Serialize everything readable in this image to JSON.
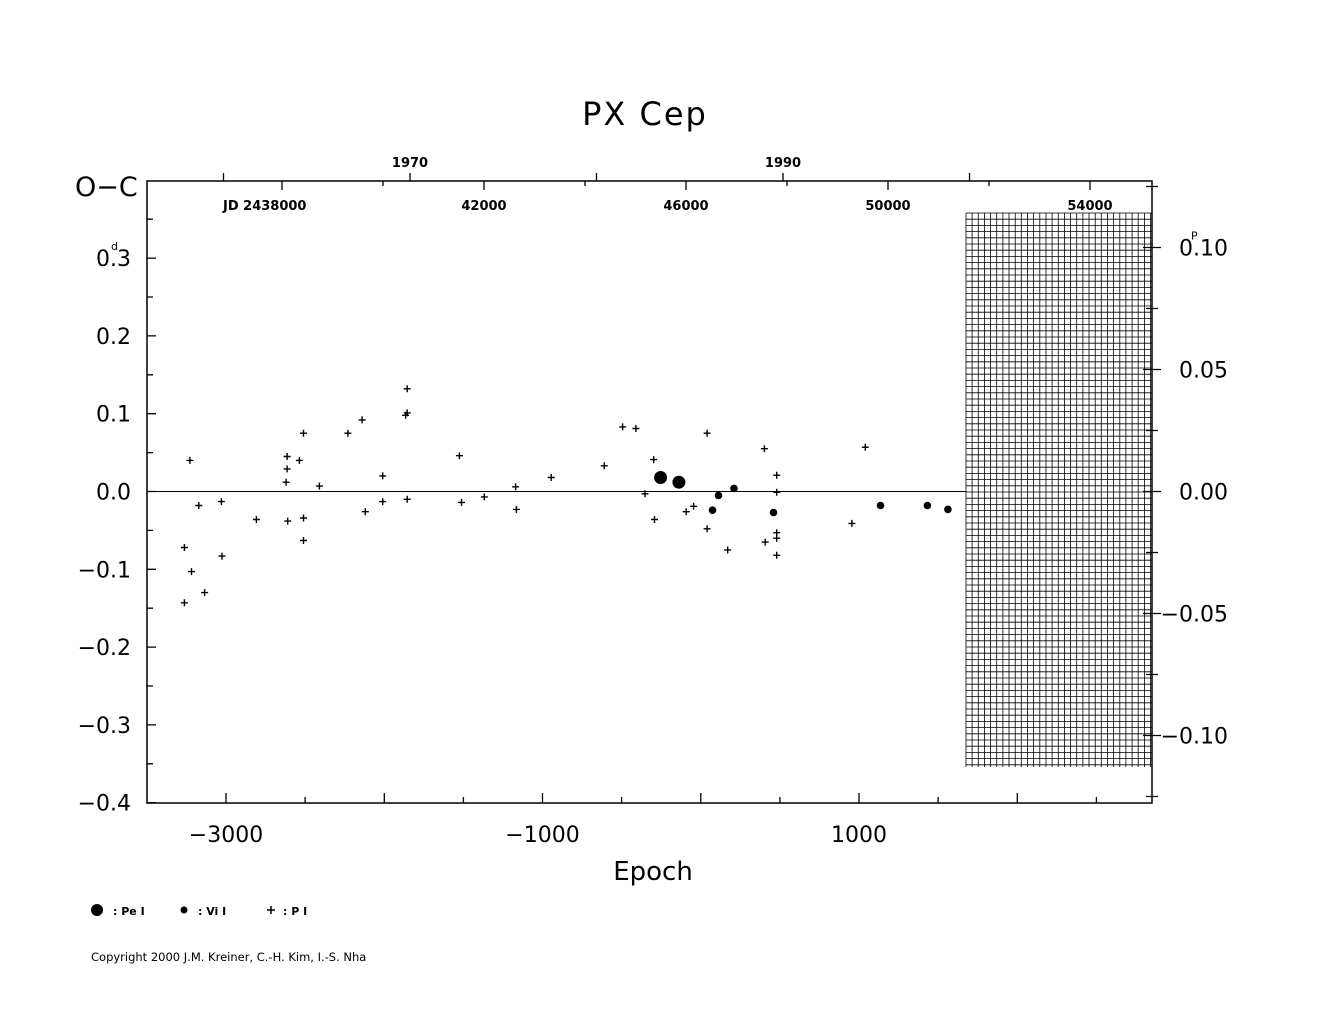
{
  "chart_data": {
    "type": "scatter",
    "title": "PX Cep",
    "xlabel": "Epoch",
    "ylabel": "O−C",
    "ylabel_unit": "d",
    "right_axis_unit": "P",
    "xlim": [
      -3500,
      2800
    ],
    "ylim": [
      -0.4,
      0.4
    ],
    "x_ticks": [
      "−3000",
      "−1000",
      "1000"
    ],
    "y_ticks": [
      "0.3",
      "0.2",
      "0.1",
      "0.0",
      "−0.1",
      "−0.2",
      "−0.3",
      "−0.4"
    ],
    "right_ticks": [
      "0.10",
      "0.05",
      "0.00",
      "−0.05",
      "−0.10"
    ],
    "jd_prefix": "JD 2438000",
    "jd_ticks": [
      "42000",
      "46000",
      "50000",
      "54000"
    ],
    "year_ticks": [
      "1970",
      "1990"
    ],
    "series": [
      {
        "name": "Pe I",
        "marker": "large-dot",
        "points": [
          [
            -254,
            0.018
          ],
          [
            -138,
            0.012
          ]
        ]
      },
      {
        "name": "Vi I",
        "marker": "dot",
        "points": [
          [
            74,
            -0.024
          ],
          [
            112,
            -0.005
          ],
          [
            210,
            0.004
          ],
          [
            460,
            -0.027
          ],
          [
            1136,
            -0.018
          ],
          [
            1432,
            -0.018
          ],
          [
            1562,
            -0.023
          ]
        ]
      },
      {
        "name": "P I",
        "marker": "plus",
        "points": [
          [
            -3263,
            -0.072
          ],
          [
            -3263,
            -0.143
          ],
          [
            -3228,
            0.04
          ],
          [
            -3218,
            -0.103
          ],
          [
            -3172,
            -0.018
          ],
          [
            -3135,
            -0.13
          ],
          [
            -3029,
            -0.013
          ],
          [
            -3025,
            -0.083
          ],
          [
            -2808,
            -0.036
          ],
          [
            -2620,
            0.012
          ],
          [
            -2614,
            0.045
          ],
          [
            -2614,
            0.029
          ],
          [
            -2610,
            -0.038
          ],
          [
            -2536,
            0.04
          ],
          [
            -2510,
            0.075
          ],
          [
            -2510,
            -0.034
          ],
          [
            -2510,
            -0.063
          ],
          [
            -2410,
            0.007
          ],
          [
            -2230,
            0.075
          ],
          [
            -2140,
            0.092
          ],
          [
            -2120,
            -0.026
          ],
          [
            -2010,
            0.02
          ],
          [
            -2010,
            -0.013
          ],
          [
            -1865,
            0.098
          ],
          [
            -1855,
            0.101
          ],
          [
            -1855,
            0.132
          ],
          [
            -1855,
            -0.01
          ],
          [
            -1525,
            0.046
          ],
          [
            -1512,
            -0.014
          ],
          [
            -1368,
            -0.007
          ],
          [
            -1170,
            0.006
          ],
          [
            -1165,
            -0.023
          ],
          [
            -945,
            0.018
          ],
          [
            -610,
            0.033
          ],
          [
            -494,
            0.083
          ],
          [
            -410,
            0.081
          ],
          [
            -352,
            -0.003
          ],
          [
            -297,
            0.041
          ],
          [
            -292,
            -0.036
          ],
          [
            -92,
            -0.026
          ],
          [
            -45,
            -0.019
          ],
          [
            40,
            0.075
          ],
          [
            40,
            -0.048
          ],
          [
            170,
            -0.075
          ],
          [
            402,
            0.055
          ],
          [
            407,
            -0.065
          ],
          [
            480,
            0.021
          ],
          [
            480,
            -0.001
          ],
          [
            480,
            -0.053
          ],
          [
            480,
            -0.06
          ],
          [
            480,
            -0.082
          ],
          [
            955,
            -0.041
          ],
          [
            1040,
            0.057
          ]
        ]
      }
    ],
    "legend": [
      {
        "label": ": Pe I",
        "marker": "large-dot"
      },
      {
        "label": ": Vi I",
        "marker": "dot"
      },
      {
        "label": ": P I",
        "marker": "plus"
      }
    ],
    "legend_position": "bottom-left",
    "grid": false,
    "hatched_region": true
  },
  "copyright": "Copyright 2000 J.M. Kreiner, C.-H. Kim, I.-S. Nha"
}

» Your instructions
Collect the complete line wherever the string "marker" appears in the records.

» Full solution
        "marker": "large-dot",
        "marker": "dot",
        "marker": "plus",
        "marker": "large-dot"
        "marker": "dot"
        "marker": "plus"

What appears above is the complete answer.